(Dataset extract)
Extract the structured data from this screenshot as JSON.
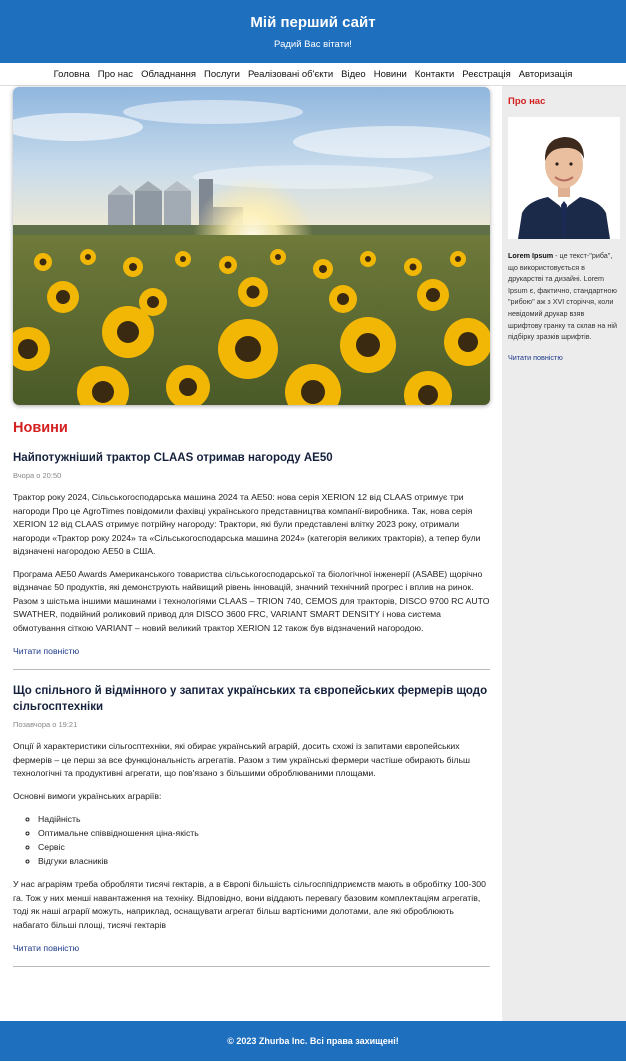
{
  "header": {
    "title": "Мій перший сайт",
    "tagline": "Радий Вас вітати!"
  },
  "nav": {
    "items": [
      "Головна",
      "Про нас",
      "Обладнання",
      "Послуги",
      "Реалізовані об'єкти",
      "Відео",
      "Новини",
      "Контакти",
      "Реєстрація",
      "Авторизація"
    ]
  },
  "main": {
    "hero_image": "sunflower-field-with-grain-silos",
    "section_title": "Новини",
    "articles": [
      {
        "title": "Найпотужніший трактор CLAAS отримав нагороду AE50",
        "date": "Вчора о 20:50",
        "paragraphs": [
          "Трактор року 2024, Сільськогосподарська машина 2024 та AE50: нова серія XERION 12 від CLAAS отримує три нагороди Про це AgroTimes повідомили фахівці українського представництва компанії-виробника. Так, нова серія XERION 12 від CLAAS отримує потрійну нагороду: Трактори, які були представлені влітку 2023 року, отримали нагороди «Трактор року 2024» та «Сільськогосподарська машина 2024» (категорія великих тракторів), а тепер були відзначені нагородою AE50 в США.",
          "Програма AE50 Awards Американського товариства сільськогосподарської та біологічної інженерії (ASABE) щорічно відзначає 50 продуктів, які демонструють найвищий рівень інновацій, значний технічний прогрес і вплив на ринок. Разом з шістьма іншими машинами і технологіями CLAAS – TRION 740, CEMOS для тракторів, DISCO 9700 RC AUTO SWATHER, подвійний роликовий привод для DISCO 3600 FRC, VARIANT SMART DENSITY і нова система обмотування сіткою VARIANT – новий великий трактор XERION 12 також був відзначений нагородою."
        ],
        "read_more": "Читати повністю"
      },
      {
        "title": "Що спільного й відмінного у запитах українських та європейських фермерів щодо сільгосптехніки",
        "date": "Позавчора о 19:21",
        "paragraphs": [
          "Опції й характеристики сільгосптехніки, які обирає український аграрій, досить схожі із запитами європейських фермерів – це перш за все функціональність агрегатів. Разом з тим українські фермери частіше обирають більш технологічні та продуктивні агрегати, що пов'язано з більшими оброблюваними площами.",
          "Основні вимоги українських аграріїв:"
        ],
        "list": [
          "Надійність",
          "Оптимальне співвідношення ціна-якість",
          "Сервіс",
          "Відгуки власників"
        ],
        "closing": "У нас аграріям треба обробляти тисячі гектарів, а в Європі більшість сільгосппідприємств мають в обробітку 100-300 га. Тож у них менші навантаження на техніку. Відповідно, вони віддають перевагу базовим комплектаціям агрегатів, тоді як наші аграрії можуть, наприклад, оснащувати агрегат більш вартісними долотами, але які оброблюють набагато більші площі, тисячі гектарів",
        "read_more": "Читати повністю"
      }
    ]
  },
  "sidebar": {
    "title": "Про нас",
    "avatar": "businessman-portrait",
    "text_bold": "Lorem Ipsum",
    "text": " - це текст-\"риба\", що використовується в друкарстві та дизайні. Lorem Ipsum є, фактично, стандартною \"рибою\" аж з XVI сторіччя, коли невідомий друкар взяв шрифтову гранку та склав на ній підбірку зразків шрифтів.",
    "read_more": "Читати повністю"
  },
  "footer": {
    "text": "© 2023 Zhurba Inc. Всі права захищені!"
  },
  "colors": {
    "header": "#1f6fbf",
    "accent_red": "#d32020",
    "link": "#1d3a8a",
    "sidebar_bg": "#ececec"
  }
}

(Instructions for the task)
Each line of the material must be retyped exactly, except that images are omitted.

(Solution to the exercise)
Extract the structured data from this screenshot as JSON.
{
  "header": {
    "title": "Мій перший сайт",
    "tagline": "Радий Вас вітати!"
  },
  "nav": {
    "items": [
      "Головна",
      "Про нас",
      "Обладнання",
      "Послуги",
      "Реалізовані об'єкти",
      "Відео",
      "Новини",
      "Контакти",
      "Реєстрація",
      "Авторизація"
    ]
  },
  "main": {
    "hero_image": "sunflower-field-with-grain-silos",
    "section_title": "Новини",
    "articles": [
      {
        "title": "Найпотужніший трактор CLAAS отримав нагороду AE50",
        "date": "Вчора о 20:50",
        "paragraphs": [
          "Трактор року 2024, Сільськогосподарська машина 2024 та AE50: нова серія XERION 12 від CLAAS отримує три нагороди Про це AgroTimes повідомили фахівці українського представництва компанії-виробника. Так, нова серія XERION 12 від CLAAS отримує потрійну нагороду: Трактори, які були представлені влітку 2023 року, отримали нагороди «Трактор року 2024» та «Сільськогосподарська машина 2024» (категорія великих тракторів), а тепер були відзначені нагородою AE50 в США.",
          "Програма AE50 Awards Американського товариства сільськогосподарської та біологічної інженерії (ASABE) щорічно відзначає 50 продуктів, які демонструють найвищий рівень інновацій, значний технічний прогрес і вплив на ринок. Разом з шістьма іншими машинами і технологіями CLAAS – TRION 740, CEMOS для тракторів, DISCO 9700 RC AUTO SWATHER, подвійний роликовий привод для DISCO 3600 FRC, VARIANT SMART DENSITY і нова система обмотування сіткою VARIANT – новий великий трактор XERION 12 також був відзначений нагородою."
        ],
        "read_more": "Читати повністю"
      },
      {
        "title": "Що спільного й відмінного у запитах українських та європейських фермерів щодо сільгосптехніки",
        "date": "Позавчора о 19:21",
        "paragraphs": [
          "Опції й характеристики сільгосптехніки, які обирає український аграрій, досить схожі із запитами європейських фермерів – це перш за все функціональність агрегатів. Разом з тим українські фермери частіше обирають більш технологічні та продуктивні агрегати, що пов'язано з більшими оброблюваними площами.",
          "Основні вимоги українських аграріїв:"
        ],
        "list": [
          "Надійність",
          "Оптимальне співвідношення ціна-якість",
          "Сервіс",
          "Відгуки власників"
        ],
        "closing": "У нас аграріям треба обробляти тисячі гектарів, а в Європі більшість сільгосппідприємств мають в обробітку 100-300 га. Тож у них менші навантаження на техніку. Відповідно, вони віддають перевагу базовим комплектаціям агрегатів, тоді як наші аграрії можуть, наприклад, оснащувати агрегат більш вартісними долотами, але які оброблюють набагато більші площі, тисячі гектарів",
        "read_more": "Читати повністю"
      }
    ]
  },
  "sidebar": {
    "title": "Про нас",
    "avatar": "businessman-portrait",
    "text_bold": "Lorem Ipsum",
    "text": " - це текст-\"риба\", що використовується в друкарстві та дизайні. Lorem Ipsum є, фактично, стандартною \"рибою\" аж з XVI сторіччя, коли невідомий друкар взяв шрифтову гранку та склав на ній підбірку зразків шрифтів.",
    "read_more": "Читати повністю"
  },
  "footer": {
    "text": "© 2023 Zhurba Inc. Всі права захищені!"
  },
  "colors": {
    "header": "#1f6fbf",
    "accent_red": "#d32020",
    "link": "#1d3a8a",
    "sidebar_bg": "#ececec"
  }
}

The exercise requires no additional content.